» Required task
Every line holding the word "with" counts once. Give the total, nothing more.
========
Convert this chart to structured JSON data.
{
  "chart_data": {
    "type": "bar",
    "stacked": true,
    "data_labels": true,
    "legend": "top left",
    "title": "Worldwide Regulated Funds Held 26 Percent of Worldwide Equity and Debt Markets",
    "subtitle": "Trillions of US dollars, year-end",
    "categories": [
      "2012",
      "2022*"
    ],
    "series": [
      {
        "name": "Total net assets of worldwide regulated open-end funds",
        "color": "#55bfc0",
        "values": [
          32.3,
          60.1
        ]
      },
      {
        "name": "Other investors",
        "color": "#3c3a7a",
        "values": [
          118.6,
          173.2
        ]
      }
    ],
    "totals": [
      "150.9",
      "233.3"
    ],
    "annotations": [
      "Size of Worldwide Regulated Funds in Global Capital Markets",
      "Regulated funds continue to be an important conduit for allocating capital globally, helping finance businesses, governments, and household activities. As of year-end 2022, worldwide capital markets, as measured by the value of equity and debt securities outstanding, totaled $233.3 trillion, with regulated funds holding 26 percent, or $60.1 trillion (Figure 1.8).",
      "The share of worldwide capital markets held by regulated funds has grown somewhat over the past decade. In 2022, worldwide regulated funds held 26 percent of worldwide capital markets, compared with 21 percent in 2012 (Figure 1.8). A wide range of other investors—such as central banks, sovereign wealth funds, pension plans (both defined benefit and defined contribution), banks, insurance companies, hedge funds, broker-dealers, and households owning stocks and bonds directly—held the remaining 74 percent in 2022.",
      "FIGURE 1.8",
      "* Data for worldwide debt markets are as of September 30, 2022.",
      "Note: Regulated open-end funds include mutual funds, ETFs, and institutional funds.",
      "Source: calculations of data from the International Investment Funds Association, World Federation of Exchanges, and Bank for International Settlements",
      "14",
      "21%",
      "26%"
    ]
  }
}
========
» Solution to this exercise
2